"""
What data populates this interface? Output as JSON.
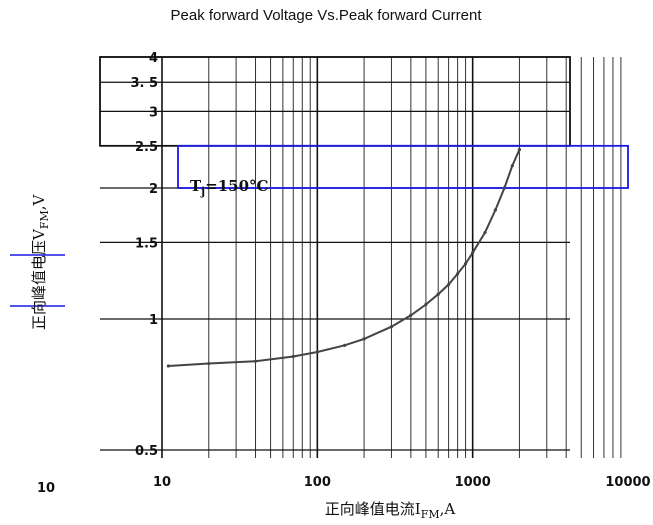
{
  "chart_data": {
    "type": "line",
    "title": "Peak forward Voltage Vs.Peak forward Current",
    "xlabel": "正向峰值电流I",
    "xlabel_sub": "FM",
    "xlabel_unit": ",A",
    "ylabel": "正向峰值电压V",
    "ylabel_sub": "FM",
    "ylabel_unit": ",V",
    "x_scale": "log",
    "y_scale": "log",
    "xlim": [
      10,
      10000
    ],
    "ylim": [
      0.5,
      4
    ],
    "x_ticks": [
      {
        "value": 10,
        "label": "10"
      },
      {
        "value": 100,
        "label": "100"
      },
      {
        "value": 1000,
        "label": "1000"
      },
      {
        "value": 10000,
        "label": "10000"
      }
    ],
    "x_tick_extra": {
      "label": "10"
    },
    "y_ticks": [
      {
        "value": 0.5,
        "label": "0.5"
      },
      {
        "value": 1,
        "label": "1"
      },
      {
        "value": 1.5,
        "label": "1.5"
      },
      {
        "value": 2,
        "label": "2"
      },
      {
        "value": 2.5,
        "label": "2.5"
      },
      {
        "value": 3,
        "label": "3"
      },
      {
        "value": 3.5,
        "label": "3. 5"
      },
      {
        "value": 4,
        "label": "4"
      }
    ],
    "grid": true,
    "annotation": "T",
    "annotation_sub": "j",
    "annotation_rest": "=150°C",
    "series": [
      {
        "color": "#444444",
        "x": [
          11,
          20,
          40,
          70,
          100,
          150,
          200,
          300,
          400,
          500,
          600,
          700,
          800,
          900,
          1000,
          1200,
          1400,
          1600,
          1800,
          2000
        ],
        "y": [
          0.78,
          0.79,
          0.8,
          0.82,
          0.84,
          0.87,
          0.9,
          0.96,
          1.02,
          1.08,
          1.14,
          1.2,
          1.27,
          1.34,
          1.42,
          1.58,
          1.78,
          2.0,
          2.25,
          2.45
        ]
      }
    ]
  }
}
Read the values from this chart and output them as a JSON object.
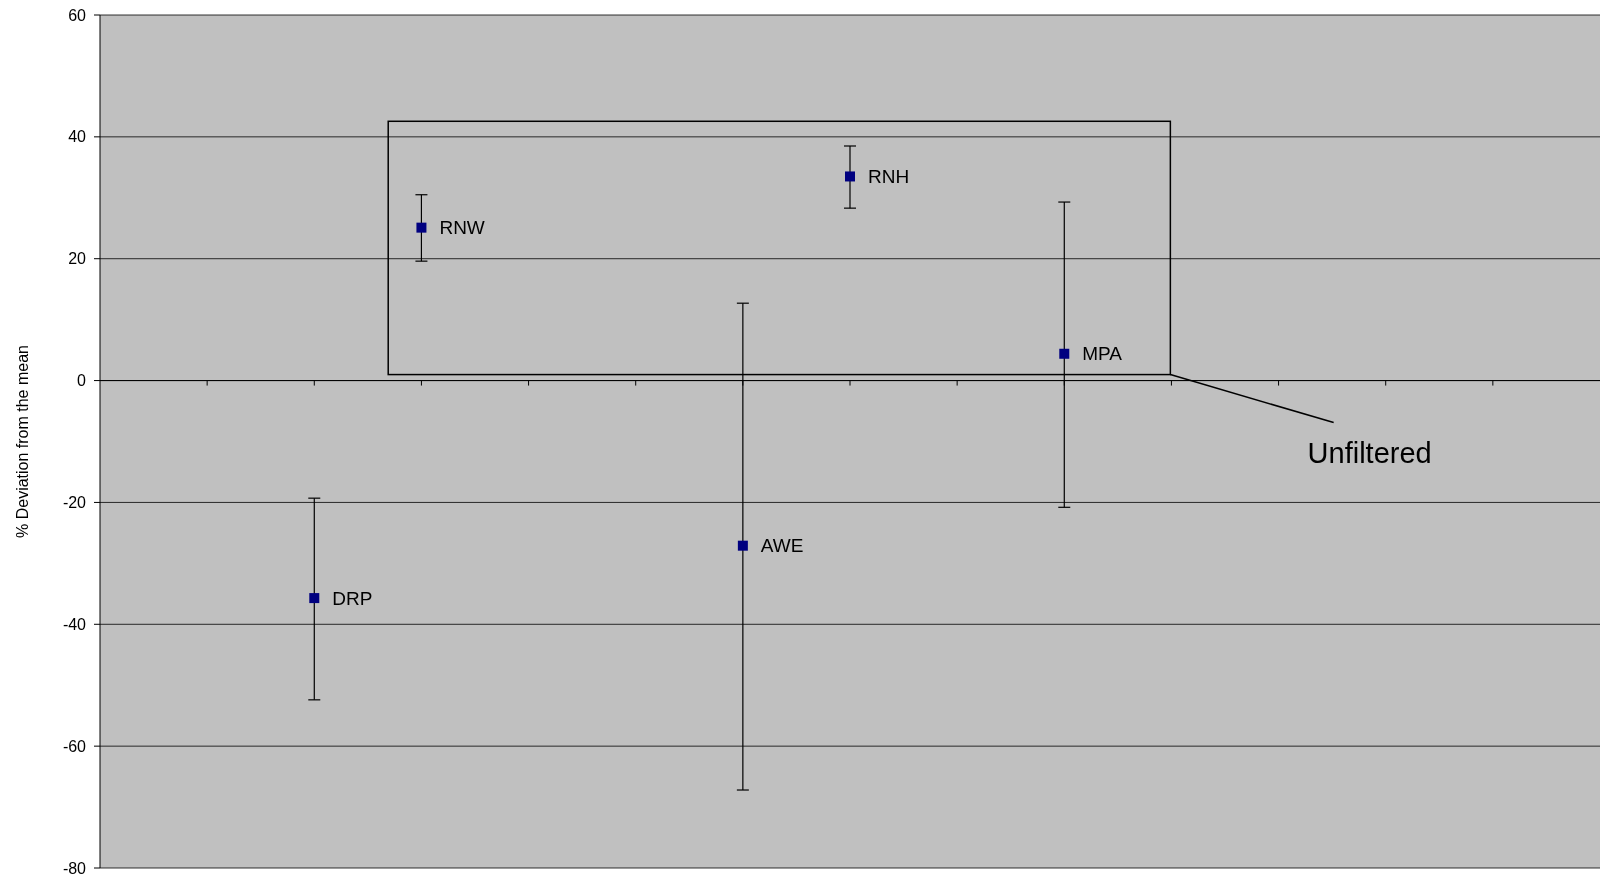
{
  "chart_data": {
    "type": "scatter",
    "ylabel": "% Deviation from the mean",
    "categories": [
      null,
      null,
      null,
      null,
      null,
      null,
      null,
      null,
      null,
      null,
      null,
      null,
      null
    ],
    "values": [
      null,
      -35.7,
      25.1,
      null,
      null,
      -27.1,
      33.5,
      null,
      4.4,
      null,
      null,
      null,
      null
    ],
    "errors": [
      null,
      [
        -52.4,
        -19.3
      ],
      [
        19.6,
        30.5
      ],
      null,
      null,
      [
        -67.2,
        12.7
      ],
      [
        28.3,
        38.5
      ],
      null,
      [
        -20.8,
        29.3
      ],
      null,
      null,
      null,
      null
    ],
    "color": "#000080",
    "marker": "square",
    "grid": "y",
    "tick_labels": "y",
    "ylim": [
      -80,
      60
    ],
    "yticks": [
      -80,
      -60,
      -40,
      -20,
      0,
      20,
      40,
      60
    ],
    "annotations": [
      "DRP",
      "RNW",
      "AWE",
      "RNH",
      "MPA",
      "Unfiltered"
    ]
  }
}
"""
Sift the material for lines with the string "this". Copy each one found.

▸ The reply:
What data populates this interface? Output as JSON.
Read the values from this chart and output them as a JSON object.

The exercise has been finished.